INSTRUCTION:
The answer should be a single number: how many lines of the entries below hold the word "приказу".

— start of DATA SUPPLIED —

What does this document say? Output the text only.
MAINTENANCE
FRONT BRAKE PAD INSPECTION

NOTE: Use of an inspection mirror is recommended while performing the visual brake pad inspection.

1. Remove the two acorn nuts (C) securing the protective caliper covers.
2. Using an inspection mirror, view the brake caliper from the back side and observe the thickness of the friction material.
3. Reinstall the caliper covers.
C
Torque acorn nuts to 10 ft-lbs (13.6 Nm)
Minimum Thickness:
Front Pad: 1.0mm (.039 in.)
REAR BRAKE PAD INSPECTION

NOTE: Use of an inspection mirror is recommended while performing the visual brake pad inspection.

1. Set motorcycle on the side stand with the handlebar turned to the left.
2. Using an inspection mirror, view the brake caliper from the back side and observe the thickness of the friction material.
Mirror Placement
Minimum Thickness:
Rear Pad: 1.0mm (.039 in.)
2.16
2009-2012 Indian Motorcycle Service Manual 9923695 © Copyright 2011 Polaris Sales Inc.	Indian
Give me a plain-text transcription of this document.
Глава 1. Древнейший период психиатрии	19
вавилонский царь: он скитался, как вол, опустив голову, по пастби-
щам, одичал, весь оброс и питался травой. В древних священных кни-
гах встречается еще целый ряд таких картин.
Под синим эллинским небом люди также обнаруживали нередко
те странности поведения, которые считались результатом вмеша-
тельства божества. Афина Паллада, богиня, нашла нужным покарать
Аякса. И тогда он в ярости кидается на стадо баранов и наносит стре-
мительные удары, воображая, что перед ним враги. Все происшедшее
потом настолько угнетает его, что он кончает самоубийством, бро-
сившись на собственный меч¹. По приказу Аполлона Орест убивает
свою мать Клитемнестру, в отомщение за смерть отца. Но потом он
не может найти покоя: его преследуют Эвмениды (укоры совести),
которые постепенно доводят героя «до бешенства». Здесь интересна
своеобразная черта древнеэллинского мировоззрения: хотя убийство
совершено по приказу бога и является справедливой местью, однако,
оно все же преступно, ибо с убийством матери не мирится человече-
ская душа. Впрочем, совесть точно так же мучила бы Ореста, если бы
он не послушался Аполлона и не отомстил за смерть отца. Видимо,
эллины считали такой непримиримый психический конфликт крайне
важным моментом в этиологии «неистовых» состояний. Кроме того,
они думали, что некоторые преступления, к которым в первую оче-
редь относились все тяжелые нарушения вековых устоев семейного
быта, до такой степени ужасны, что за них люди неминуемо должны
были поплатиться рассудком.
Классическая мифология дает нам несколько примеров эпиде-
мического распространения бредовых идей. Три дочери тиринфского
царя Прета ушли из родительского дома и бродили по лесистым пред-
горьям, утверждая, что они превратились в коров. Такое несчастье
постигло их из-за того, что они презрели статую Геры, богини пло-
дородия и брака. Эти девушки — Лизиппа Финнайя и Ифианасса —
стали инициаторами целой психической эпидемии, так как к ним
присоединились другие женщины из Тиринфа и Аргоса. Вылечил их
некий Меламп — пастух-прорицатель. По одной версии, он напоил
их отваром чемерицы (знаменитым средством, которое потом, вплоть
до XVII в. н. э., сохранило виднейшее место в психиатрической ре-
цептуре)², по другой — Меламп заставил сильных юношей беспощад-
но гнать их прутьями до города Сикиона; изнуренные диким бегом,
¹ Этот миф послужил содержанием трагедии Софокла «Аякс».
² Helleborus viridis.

— end of DATA SUPPLIED —

WRITTEN RESPONSE:
2